* The problem *
Gather the lines below that include the string "name", copying each in full.

Collected data:
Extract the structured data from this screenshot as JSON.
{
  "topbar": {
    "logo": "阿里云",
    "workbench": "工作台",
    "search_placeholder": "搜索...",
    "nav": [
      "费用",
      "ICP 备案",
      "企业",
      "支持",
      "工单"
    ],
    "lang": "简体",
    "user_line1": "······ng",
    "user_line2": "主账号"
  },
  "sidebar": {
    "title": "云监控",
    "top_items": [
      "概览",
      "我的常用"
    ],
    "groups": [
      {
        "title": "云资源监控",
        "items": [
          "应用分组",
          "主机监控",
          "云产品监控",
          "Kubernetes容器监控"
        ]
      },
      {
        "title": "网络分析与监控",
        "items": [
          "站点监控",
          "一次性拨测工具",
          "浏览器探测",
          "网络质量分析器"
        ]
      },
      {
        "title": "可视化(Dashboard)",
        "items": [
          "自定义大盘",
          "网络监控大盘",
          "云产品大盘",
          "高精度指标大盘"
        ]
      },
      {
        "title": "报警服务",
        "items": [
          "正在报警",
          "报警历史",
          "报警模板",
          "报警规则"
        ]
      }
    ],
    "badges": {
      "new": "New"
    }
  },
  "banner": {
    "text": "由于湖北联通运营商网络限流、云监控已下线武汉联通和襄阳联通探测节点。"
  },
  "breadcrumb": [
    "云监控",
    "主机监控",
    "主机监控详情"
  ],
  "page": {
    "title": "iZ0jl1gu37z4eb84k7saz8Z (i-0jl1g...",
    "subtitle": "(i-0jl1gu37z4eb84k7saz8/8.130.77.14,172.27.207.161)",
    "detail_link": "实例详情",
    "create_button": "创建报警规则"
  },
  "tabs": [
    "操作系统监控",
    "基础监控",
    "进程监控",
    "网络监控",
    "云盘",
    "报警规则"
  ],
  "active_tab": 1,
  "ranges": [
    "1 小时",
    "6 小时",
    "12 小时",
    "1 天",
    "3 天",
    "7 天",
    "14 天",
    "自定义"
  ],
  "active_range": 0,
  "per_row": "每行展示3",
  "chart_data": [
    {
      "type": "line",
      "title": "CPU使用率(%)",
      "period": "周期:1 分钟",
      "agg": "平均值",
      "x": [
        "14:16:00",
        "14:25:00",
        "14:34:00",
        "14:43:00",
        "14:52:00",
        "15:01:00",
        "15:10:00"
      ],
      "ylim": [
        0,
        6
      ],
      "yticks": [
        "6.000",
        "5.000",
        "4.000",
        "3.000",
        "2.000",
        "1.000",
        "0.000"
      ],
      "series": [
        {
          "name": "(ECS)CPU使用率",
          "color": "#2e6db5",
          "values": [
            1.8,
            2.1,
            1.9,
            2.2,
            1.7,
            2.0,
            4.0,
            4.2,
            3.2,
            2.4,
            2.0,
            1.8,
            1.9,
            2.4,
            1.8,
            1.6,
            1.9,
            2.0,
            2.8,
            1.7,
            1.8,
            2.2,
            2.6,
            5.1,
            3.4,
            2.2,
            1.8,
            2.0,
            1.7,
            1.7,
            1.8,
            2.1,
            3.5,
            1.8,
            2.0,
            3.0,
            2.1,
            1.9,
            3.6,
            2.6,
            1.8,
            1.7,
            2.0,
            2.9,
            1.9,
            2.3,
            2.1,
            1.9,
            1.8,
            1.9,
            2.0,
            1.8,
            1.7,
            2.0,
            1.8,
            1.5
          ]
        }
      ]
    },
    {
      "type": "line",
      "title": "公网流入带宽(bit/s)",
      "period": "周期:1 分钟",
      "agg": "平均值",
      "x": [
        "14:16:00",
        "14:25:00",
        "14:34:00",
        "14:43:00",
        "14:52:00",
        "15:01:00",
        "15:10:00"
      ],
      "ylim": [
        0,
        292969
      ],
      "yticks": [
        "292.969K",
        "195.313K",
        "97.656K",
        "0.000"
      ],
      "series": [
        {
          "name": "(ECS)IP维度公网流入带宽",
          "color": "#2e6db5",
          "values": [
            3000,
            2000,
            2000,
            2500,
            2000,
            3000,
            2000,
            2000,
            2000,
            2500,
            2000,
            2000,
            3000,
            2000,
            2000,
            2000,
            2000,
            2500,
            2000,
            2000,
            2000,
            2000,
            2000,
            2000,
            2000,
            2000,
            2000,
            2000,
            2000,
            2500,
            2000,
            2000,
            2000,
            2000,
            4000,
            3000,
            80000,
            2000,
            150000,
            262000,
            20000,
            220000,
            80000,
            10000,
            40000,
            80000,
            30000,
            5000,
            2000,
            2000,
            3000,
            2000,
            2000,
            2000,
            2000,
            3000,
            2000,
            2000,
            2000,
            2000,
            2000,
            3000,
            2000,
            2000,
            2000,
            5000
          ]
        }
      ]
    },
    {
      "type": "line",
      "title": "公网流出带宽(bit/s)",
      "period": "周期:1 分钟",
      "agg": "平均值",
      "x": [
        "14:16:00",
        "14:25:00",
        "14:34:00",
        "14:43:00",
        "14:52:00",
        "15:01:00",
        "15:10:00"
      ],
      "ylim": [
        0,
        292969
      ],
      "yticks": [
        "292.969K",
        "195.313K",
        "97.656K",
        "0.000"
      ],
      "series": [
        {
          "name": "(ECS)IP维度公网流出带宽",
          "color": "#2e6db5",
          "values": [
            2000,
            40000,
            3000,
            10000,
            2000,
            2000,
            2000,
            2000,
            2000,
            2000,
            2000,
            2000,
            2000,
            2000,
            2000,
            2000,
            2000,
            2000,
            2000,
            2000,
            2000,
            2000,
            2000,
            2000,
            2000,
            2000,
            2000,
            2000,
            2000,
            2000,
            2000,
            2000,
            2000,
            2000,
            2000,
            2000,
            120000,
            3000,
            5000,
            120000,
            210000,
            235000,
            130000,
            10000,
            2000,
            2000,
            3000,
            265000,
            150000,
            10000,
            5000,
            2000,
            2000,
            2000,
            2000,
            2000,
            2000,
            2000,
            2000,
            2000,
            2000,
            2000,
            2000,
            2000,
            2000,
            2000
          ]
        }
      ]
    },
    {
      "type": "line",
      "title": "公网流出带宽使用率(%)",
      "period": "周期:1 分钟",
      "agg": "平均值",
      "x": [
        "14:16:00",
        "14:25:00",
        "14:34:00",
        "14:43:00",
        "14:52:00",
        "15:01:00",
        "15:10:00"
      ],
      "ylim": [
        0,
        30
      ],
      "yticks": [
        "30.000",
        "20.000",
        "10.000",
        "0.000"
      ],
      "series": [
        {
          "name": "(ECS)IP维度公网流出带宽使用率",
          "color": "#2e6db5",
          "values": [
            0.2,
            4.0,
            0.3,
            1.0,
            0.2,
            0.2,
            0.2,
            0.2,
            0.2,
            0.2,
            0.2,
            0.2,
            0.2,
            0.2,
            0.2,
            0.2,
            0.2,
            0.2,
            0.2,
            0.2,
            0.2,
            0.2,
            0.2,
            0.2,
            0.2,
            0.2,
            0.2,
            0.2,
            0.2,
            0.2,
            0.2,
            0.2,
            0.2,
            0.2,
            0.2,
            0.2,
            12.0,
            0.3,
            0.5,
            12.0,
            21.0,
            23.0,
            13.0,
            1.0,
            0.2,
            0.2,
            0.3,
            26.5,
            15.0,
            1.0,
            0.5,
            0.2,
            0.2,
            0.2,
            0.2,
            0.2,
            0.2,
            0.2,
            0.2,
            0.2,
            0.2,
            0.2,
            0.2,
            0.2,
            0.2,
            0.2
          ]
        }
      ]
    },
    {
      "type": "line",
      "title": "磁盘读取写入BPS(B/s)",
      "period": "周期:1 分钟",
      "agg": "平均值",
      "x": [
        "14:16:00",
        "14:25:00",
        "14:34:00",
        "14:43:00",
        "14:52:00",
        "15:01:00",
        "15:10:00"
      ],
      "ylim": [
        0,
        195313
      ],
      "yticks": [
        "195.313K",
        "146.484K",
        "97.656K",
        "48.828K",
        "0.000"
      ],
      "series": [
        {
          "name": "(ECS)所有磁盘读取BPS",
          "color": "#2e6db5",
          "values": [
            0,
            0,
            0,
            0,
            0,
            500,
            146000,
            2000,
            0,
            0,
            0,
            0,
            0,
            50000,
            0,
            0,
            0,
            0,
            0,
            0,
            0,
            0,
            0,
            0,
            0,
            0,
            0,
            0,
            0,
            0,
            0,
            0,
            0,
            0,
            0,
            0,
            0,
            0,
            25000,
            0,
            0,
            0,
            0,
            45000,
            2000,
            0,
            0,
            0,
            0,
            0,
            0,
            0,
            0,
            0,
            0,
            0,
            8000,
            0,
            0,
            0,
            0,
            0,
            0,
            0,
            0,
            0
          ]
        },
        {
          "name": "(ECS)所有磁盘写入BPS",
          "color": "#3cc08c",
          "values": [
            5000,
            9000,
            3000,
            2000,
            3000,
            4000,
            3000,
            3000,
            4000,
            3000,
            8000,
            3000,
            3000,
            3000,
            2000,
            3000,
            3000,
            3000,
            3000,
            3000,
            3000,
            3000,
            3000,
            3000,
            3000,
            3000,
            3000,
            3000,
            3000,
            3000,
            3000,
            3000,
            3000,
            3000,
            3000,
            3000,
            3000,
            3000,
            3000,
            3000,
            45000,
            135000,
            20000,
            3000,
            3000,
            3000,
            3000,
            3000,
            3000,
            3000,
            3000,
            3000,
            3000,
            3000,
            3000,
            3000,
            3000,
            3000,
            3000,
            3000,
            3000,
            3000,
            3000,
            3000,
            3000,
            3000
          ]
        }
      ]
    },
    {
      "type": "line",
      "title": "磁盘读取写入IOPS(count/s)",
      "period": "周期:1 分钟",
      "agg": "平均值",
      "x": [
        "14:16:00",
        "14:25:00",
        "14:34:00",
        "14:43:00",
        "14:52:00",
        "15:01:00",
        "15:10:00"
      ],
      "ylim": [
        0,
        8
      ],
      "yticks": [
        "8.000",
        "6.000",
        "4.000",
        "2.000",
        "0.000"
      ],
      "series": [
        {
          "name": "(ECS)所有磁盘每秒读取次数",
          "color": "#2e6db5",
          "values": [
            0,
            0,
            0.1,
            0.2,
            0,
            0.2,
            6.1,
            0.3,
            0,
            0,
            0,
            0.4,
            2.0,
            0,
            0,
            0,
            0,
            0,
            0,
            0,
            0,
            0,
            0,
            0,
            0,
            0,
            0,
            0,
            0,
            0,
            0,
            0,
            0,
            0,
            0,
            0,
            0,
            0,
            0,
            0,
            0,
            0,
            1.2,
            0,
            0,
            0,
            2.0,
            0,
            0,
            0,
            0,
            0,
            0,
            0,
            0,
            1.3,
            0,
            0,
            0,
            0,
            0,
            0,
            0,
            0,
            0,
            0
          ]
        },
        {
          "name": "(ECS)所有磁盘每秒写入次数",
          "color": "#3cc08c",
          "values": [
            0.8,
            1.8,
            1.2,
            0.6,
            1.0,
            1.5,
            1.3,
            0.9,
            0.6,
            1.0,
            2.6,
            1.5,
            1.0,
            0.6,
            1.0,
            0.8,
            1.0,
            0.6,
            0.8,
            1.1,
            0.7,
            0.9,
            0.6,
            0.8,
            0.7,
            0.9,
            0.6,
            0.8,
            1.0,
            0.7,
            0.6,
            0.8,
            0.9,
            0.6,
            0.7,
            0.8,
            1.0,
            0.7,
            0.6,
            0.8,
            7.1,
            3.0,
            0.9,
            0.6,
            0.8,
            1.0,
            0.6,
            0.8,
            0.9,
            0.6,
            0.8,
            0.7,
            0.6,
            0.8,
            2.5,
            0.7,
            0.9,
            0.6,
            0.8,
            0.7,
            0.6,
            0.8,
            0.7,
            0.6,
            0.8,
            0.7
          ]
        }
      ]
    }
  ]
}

* Task response *
          "name": "(ECS)CPU使用率",
          "name": "(ECS)IP维度公网流入带宽",
          "name": "(ECS)IP维度公网流出带宽",
          "name": "(ECS)IP维度公网流出带宽使用率",
          "name": "(ECS)所有磁盘读取BPS",
          "name": "(ECS)所有磁盘写入BPS",
          "name": "(ECS)所有磁盘每秒读取次数",
          "name": "(ECS)所有磁盘每秒写入次数",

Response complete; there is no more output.